Repeat every line of the data exactly, but not the pictures.

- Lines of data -
——

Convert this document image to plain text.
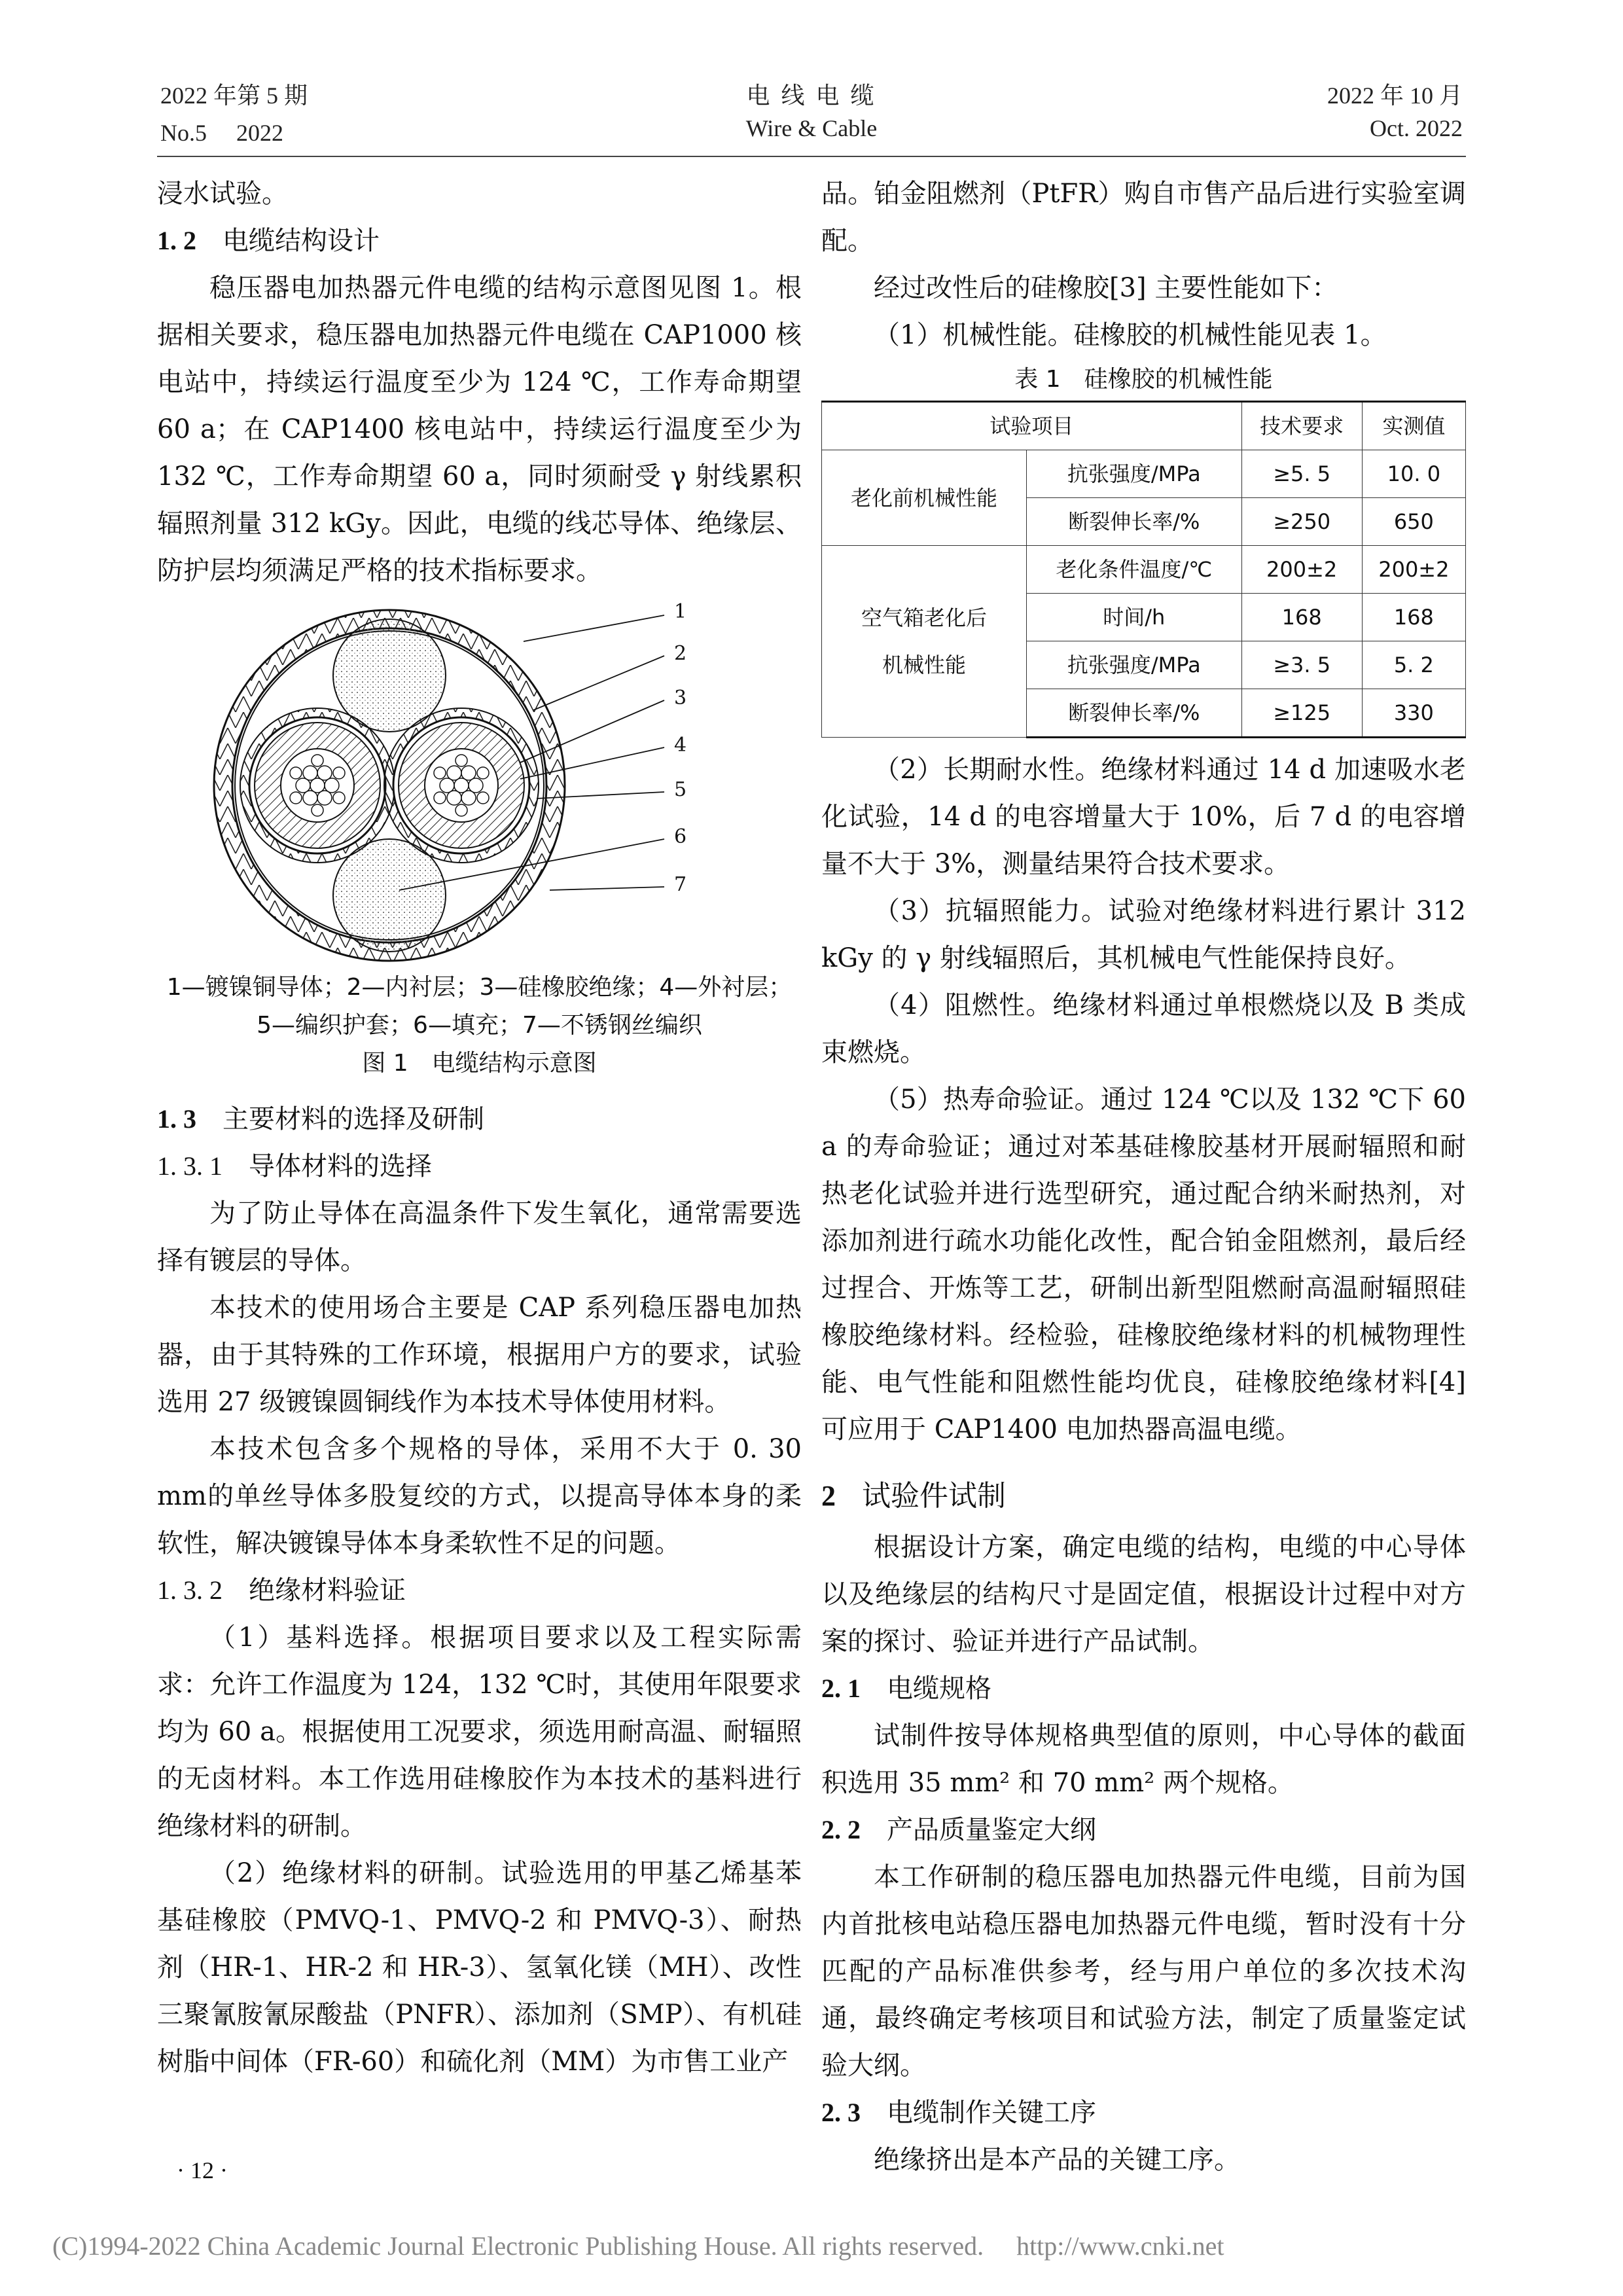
2022 年第 5 期
No.5　 2022
电 线 电 缆
Wire & Cable
2022 年 10 月
Oct. 2022

浸水试验。

1. 2 电缆结构设计

稳压器电加热器元件电缆的结构示意图见图 1。根据相关要求，稳压器电加热器元件电缆在 CAP1000 核电站中，持续运行温度至少为 124 ℃，工作寿命期望 60 a；在 CAP1400 核电站中，持续运行温度至少为 132 ℃，工作寿命期望 60 a，同时须耐受 γ 射线累积辐照剂量 312 kGy。因此，电缆的线芯导体、绝缘层、防护层均须满足严格的技术指标要求。

1
2
3
4
5
6
7
1—镀镍铜导体；2—内衬层；3—硅橡胶绝缘；4—外衬层；
5—编织护套；6—填充；7—不锈钢丝编织
图 1　电缆结构示意图
1. 3 主要材料的选择及研制
1. 3. 1 导体材料的选择

为了防止导体在高温条件下发生氧化，通常需要选择有镀层的导体。

本技术的使用场合主要是 CAP 系列稳压器电加热器，由于其特殊的工作环境，根据用户方的要求，试验选用 27 级镀镍圆铜线作为本技术导体使用材料。

本技术包含多个规格的导体，采用不大于 0. 30 mm的单丝导体多股复绞的方式，以提高导体本身的柔软性，解决镀镍导体本身柔软性不足的问题。

1. 3. 2 绝缘材料验证

（1）基料选择。根据项目要求以及工程实际需求：允许工作温度为 124，132 ℃时，其使用年限要求均为 60 a。根据使用工况要求，须选用耐高温、耐辐照的无卤材料。本工作选用硅橡胶作为本技术的基料进行绝缘材料的研制。

（2）绝缘材料的研制。试验选用的甲基乙烯基苯基硅橡胶（PMVQ-1、PMVQ-2 和 PMVQ-3）、耐热剂（HR-1、HR-2 和 HR-3）、氢氧化镁（MH）、改性三聚氰胺氰尿酸盐（PNFR）、添加剂（SMP）、有机硅树脂中间体（FR-60）和硫化剂（MM）为市售工业产

· 12 ·

品。铂金阻燃剂（PtFR）购自市售产品后进行实验室调配。

经过改性后的硅橡胶[3] 主要性能如下：

（1）机械性能。硅橡胶的机械性能见表 1。

表 1　硅橡胶的机械性能
试验项目		技术要求	实测值
老化前机械性能	抗张强度/MPa	≥5. 5	10. 0
	断裂伸长率/%	≥250	650

空气箱老化后
机械性能	老化条件温度/℃	200±2	200±2
	时间/h	168	168
	抗张强度/MPa	≥3. 5	5. 2
	断裂伸长率/%	≥125	330

（2）长期耐水性。绝缘材料通过 14 d 加速吸水老化试验，14 d 的电容增量大于 10%，后 7 d 的电容增量不大于 3%，测量结果符合技术要求。

（3）抗辐照能力。试验对绝缘材料进行累计 312 kGy 的 γ 射线辐照后，其机械电气性能保持良好。

（4）阻燃性。绝缘材料通过单根燃烧以及 B 类成束燃烧。

（5）热寿命验证。通过 124 ℃以及 132 ℃下 60 a 的寿命验证；通过对苯基硅橡胶基材开展耐辐照和耐热老化试验并进行选型研究，通过配合纳米耐热剂，对添加剂进行疏水功能化改性，配合铂金阻燃剂，最后经过捏合、开炼等工艺，研制出新型阻燃耐高温耐辐照硅橡胶绝缘材料。经检验，硅橡胶绝缘材料的机械物理性能、电气性能和阻燃性能均优良，硅橡胶绝缘材料[4] 可应用于 CAP1400 电加热器高温电缆。

2 试验件试制

根据设计方案，确定电缆的结构，电缆的中心导体以及绝缘层的结构尺寸是固定值，根据设计过程中对方案的探讨、验证并进行产品试制。

2. 1 电缆规格

试制件按导体规格典型值的原则，中心导体的截面积选用 35 mm² 和 70 mm² 两个规格。

2. 2 产品质量鉴定大纲

本工作研制的稳压器电加热器元件电缆，目前为国内首批核电站稳压器电加热器元件电缆，暂时没有十分匹配的产品标准供参考，经与用户单位的多次技术沟通，最终确定考核项目和试验方法，制定了质量鉴定试验大纲。

2. 3 电缆制作关键工序

绝缘挤出是本产品的关键工序。

(C)1994-2022 China Academic Journal Electronic Publishing House. All rights reserved.　 http://www.cnki.net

——

- Correct output -
Convert this document image to plain text.
2022 年第 5 期
No.5　 2022
电 线 电 缆
Wire & Cable
2022 年 10 月
Oct. 2022

浸水试验。

1. 2 电缆结构设计

稳压器电加热器元件电缆的结构示意图见图 1。根据相关要求，稳压器电加热器元件电缆在 CAP1000 核电站中，持续运行温度至少为 124 ℃，工作寿命期望 60 a；在 CAP1400 核电站中，持续运行温度至少为 132 ℃，工作寿命期望 60 a，同时须耐受 γ 射线累积辐照剂量 312 kGy。因此，电缆的线芯导体、绝缘层、防护层均须满足严格的技术指标要求。

1
2
3
4
5
6
7
1—镀镍铜导体；2—内衬层；3—硅橡胶绝缘；4—外衬层；
5—编织护套；6—填充；7—不锈钢丝编织
图 1　电缆结构示意图
1. 3 主要材料的选择及研制
1. 3. 1 导体材料的选择

为了防止导体在高温条件下发生氧化，通常需要选择有镀层的导体。

本技术的使用场合主要是 CAP 系列稳压器电加热器，由于其特殊的工作环境，根据用户方的要求，试验选用 27 级镀镍圆铜线作为本技术导体使用材料。

本技术包含多个规格的导体，采用不大于 0. 30 mm的单丝导体多股复绞的方式，以提高导体本身的柔软性，解决镀镍导体本身柔软性不足的问题。

1. 3. 2 绝缘材料验证

（1）基料选择。根据项目要求以及工程实际需求：允许工作温度为 124，132 ℃时，其使用年限要求均为 60 a。根据使用工况要求，须选用耐高温、耐辐照的无卤材料。本工作选用硅橡胶作为本技术的基料进行绝缘材料的研制。

（2）绝缘材料的研制。试验选用的甲基乙烯基苯基硅橡胶（PMVQ-1、PMVQ-2 和 PMVQ-3）、耐热剂（HR-1、HR-2 和 HR-3）、氢氧化镁（MH）、改性三聚氰胺氰尿酸盐（PNFR）、添加剂（SMP）、有机硅树脂中间体（FR-60）和硫化剂（MM）为市售工业产

· 12 ·

品。铂金阻燃剂（PtFR）购自市售产品后进行实验室调配。

经过改性后的硅橡胶[3] 主要性能如下：

（1）机械性能。硅橡胶的机械性能见表 1。

表 1　硅橡胶的机械性能
试验项目		技术要求	实测值
老化前机械性能	抗张强度/MPa	≥5. 5	10. 0
	断裂伸长率/%	≥250	650

空气箱老化后
机械性能	老化条件温度/℃	200±2	200±2
	时间/h	168	168
	抗张强度/MPa	≥3. 5	5. 2
	断裂伸长率/%	≥125	330

（2）长期耐水性。绝缘材料通过 14 d 加速吸水老化试验，14 d 的电容增量大于 10%，后 7 d 的电容增量不大于 3%，测量结果符合技术要求。

（3）抗辐照能力。试验对绝缘材料进行累计 312 kGy 的 γ 射线辐照后，其机械电气性能保持良好。

（4）阻燃性。绝缘材料通过单根燃烧以及 B 类成束燃烧。

（5）热寿命验证。通过 124 ℃以及 132 ℃下 60 a 的寿命验证；通过对苯基硅橡胶基材开展耐辐照和耐热老化试验并进行选型研究，通过配合纳米耐热剂，对添加剂进行疏水功能化改性，配合铂金阻燃剂，最后经过捏合、开炼等工艺，研制出新型阻燃耐高温耐辐照硅橡胶绝缘材料。经检验，硅橡胶绝缘材料的机械物理性能、电气性能和阻燃性能均优良，硅橡胶绝缘材料[4] 可应用于 CAP1400 电加热器高温电缆。

2 试验件试制

根据设计方案，确定电缆的结构，电缆的中心导体以及绝缘层的结构尺寸是固定值，根据设计过程中对方案的探讨、验证并进行产品试制。

2. 1 电缆规格

试制件按导体规格典型值的原则，中心导体的截面积选用 35 mm² 和 70 mm² 两个规格。

2. 2 产品质量鉴定大纲

本工作研制的稳压器电加热器元件电缆，目前为国内首批核电站稳压器电加热器元件电缆，暂时没有十分匹配的产品标准供参考，经与用户单位的多次技术沟通，最终确定考核项目和试验方法，制定了质量鉴定试验大纲。

2. 3 电缆制作关键工序

绝缘挤出是本产品的关键工序。

(C)1994-2022 China Academic Journal Electronic Publishing House. All rights reserved.　 http://www.cnki.net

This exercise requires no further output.